[Begin SUPPLIED DATA]

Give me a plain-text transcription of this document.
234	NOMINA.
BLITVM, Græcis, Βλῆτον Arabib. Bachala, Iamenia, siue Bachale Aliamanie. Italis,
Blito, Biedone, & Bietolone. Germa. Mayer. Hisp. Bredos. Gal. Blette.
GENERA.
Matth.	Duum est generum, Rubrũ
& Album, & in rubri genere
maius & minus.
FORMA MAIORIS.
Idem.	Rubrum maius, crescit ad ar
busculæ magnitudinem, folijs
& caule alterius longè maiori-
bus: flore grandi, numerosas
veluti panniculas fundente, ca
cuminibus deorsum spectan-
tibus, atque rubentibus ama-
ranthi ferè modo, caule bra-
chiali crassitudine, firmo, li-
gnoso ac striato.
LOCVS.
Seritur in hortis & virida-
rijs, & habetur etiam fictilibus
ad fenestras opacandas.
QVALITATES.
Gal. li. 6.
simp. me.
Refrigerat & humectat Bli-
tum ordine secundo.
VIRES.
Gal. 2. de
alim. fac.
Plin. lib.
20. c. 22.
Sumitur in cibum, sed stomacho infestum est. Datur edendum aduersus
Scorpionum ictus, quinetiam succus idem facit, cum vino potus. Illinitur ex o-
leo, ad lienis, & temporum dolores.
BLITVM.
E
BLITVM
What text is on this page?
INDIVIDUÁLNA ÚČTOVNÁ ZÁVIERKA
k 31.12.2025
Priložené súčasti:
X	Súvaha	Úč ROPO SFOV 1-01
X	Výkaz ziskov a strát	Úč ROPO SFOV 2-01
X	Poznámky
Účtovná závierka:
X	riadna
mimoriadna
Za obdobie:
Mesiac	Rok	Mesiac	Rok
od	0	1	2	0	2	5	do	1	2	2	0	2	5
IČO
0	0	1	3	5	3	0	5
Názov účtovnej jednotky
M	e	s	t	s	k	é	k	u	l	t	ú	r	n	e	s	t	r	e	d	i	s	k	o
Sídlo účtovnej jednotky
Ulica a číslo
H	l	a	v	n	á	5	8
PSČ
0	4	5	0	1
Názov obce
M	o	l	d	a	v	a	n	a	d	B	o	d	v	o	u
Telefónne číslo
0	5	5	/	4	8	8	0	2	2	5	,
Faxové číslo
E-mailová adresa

[End SUPPLIED DATA]

REQUEST |
Your task is to retype all the records above with nothing left out.

OUTPUT |
Give me a plain-text transcription of this document.
234	NOMINA.
BLITVM, Græcis, Βλῆτον Arabib. Bachala, Iamenia, siue Bachale Aliamanie. Italis,
Blito, Biedone, & Bietolone. Germa. Mayer. Hisp. Bredos. Gal. Blette.
GENERA.
Matth.	Duum est generum, Rubrũ
& Album, & in rubri genere
maius & minus.
FORMA MAIORIS.
Idem.	Rubrum maius, crescit ad ar
busculæ magnitudinem, folijs
& caule alterius longè maiori-
bus: flore grandi, numerosas
veluti panniculas fundente, ca
cuminibus deorsum spectan-
tibus, atque rubentibus ama-
ranthi ferè modo, caule bra-
chiali crassitudine, firmo, li-
gnoso ac striato.
LOCVS.
Seritur in hortis & virida-
rijs, & habetur etiam fictilibus
ad fenestras opacandas.
QVALITATES.
Gal. li. 6.
simp. me.
Refrigerat & humectat Bli-
tum ordine secundo.
VIRES.
Gal. 2. de
alim. fac.
Plin. lib.
20. c. 22.
Sumitur in cibum, sed stomacho infestum est. Datur edendum aduersus
Scorpionum ictus, quinetiam succus idem facit, cum vino potus. Illinitur ex o-
leo, ad lienis, & temporum dolores.
BLITVM.
E
BLITVM
What text is on this page?
INDIVIDUÁLNA ÚČTOVNÁ ZÁVIERKA
k 31.12.2025
Priložené súčasti:
X	Súvaha	Úč ROPO SFOV 1-01
X	Výkaz ziskov a strát	Úč ROPO SFOV 2-01
X	Poznámky
Účtovná závierka:
X	riadna
mimoriadna
Za obdobie:
Mesiac	Rok	Mesiac	Rok
od	0	1	2	0	2	5	do	1	2	2	0	2	5
IČO
0	0	1	3	5	3	0	5
Názov účtovnej jednotky
M	e	s	t	s	k	é	k	u	l	t	ú	r	n	e	s	t	r	e	d	i	s	k	o
Sídlo účtovnej jednotky
Ulica a číslo
H	l	a	v	n	á	5	8
PSČ
0	4	5	0	1
Názov obce
M	o	l	d	a	v	a	n	a	d	B	o	d	v	o	u
Telefónne číslo
0	5	5	/	4	8	8	0	2	2	5	,
Faxové číslo
E-mailová adresa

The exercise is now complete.